*What the exercise asks*: Show all lines of the listing that hold the word "JSON".

Data excerpts:
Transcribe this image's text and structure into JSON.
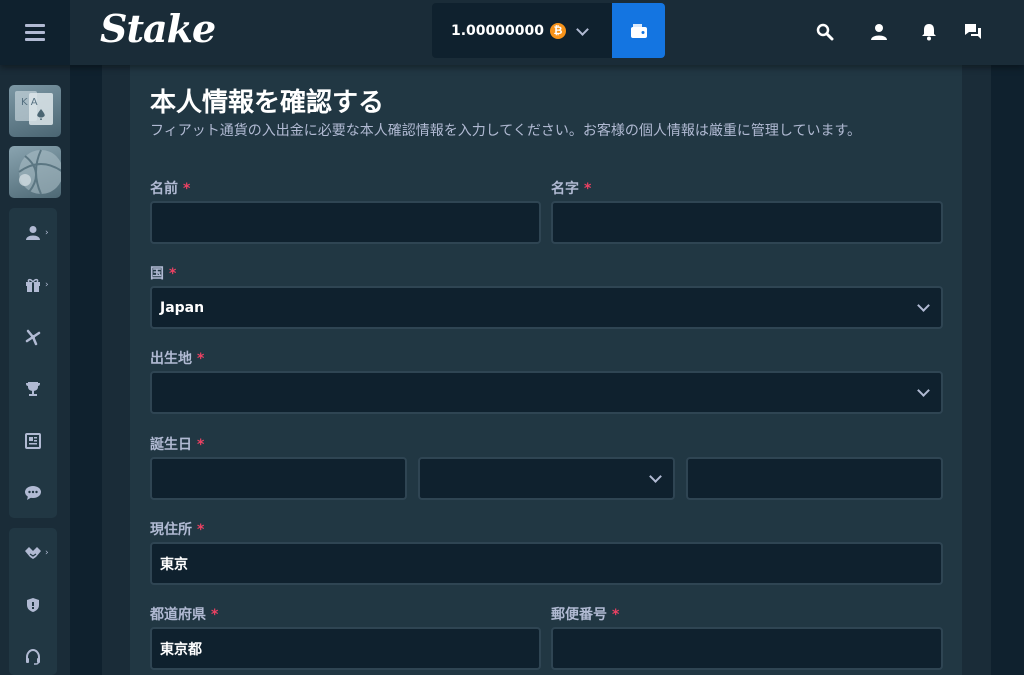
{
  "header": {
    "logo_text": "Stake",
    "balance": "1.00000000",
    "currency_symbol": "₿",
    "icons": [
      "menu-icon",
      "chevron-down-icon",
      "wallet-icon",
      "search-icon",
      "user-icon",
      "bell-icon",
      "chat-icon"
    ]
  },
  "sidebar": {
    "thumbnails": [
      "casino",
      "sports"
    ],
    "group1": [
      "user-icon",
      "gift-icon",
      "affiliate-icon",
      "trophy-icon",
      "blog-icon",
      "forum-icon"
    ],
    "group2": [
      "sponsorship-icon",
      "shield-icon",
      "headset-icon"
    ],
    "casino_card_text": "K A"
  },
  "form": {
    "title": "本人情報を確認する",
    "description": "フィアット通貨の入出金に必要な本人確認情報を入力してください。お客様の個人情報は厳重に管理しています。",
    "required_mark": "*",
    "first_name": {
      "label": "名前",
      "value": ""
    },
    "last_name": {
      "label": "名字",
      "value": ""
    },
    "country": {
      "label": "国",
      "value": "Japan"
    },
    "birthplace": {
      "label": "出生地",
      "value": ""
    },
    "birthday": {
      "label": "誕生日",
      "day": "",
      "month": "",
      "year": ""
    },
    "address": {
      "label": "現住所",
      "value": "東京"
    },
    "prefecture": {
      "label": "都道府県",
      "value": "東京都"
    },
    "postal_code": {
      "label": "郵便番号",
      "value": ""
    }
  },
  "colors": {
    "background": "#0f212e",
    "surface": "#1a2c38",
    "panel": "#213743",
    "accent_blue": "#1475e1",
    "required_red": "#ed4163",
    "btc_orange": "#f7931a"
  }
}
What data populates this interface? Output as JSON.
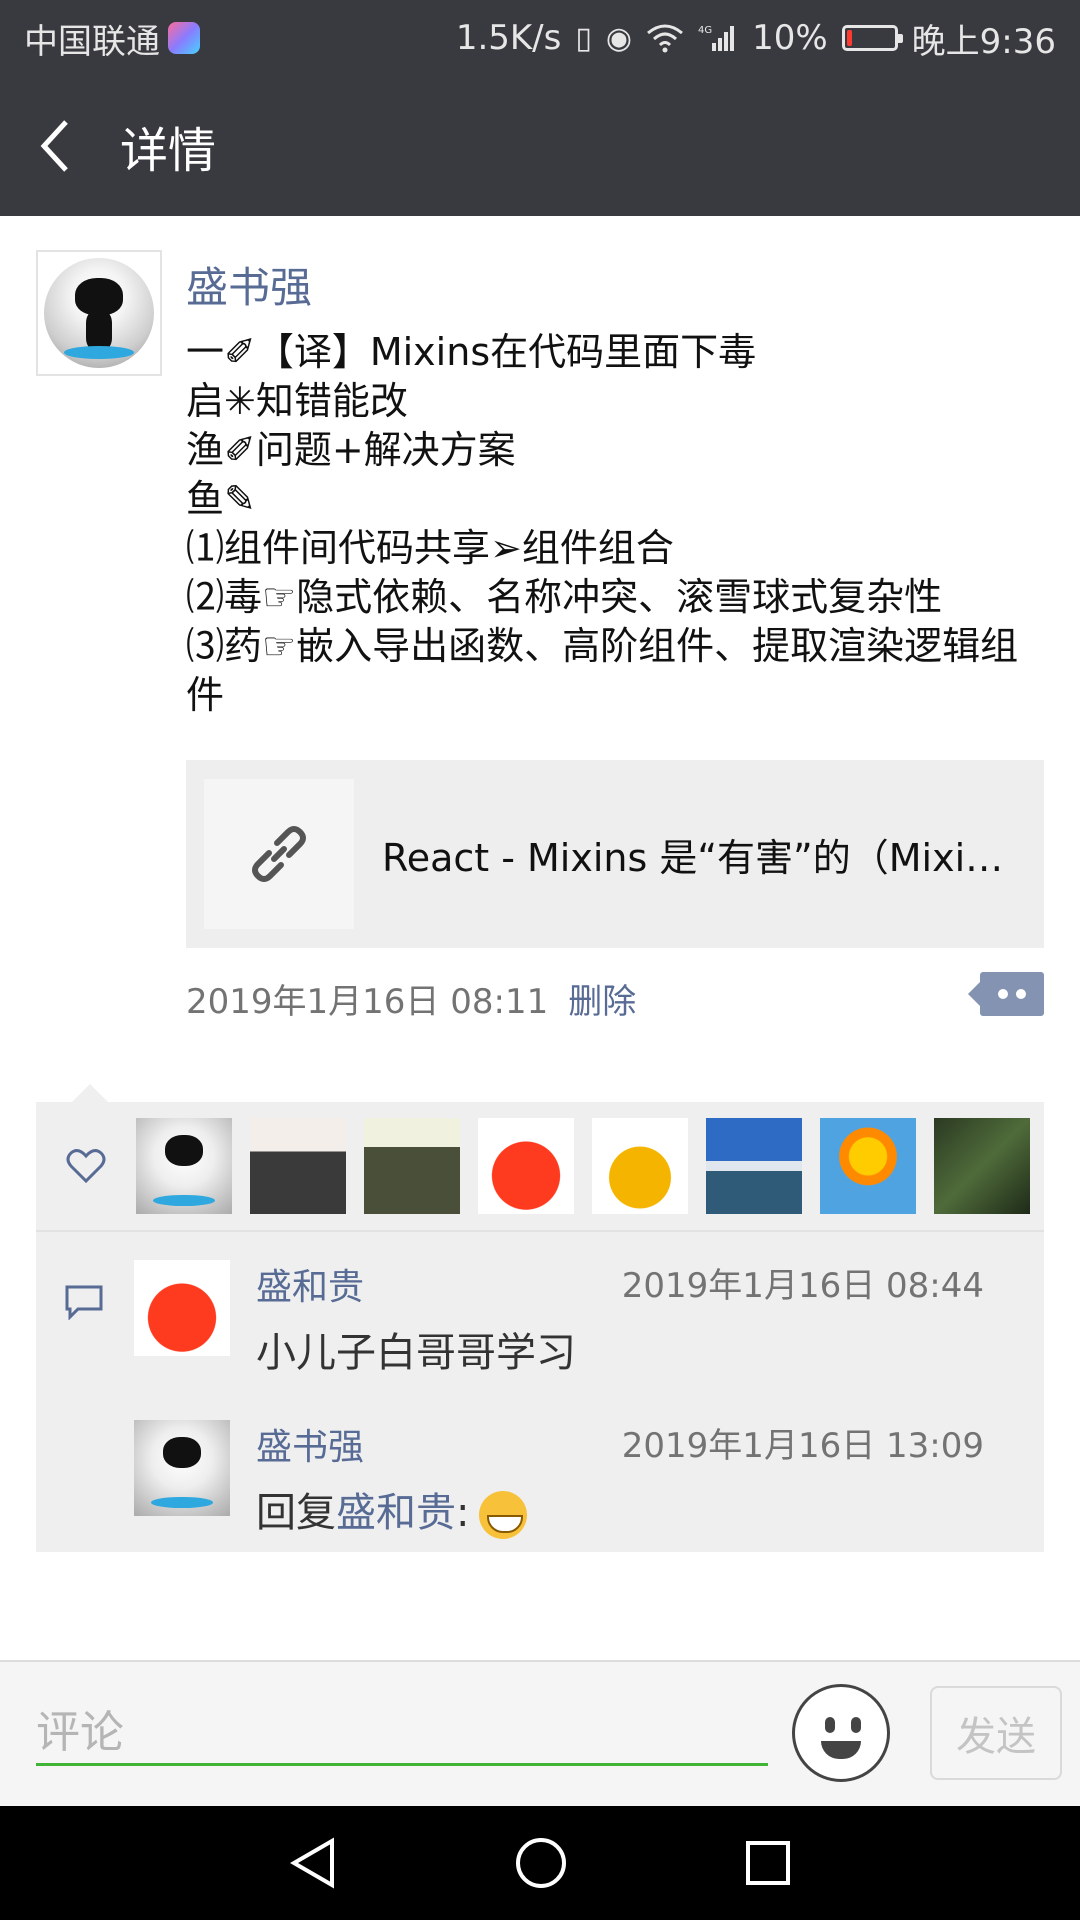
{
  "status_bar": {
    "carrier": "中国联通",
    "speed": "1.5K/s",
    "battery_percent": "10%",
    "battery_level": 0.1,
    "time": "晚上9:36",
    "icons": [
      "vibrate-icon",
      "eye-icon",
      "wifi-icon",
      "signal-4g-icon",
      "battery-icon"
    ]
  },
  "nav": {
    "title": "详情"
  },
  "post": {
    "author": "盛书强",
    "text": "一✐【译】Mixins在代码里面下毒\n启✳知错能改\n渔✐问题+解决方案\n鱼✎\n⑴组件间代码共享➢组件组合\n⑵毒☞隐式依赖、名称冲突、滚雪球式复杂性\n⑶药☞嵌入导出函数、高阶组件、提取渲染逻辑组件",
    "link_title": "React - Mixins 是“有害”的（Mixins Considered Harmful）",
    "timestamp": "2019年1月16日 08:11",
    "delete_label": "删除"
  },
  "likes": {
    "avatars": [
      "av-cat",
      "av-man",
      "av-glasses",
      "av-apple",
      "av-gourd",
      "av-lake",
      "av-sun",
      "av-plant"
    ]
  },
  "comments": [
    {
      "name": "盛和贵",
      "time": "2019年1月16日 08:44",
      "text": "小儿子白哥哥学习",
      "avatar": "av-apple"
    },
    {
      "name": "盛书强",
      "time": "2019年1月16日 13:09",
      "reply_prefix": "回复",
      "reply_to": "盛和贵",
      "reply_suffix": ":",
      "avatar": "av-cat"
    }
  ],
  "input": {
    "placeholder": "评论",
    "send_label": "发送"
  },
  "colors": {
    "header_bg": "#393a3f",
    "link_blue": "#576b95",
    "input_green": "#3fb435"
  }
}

*Output*:
Transcribe this image's text and structure into JSON.
What data populates this interface? Output as JSON.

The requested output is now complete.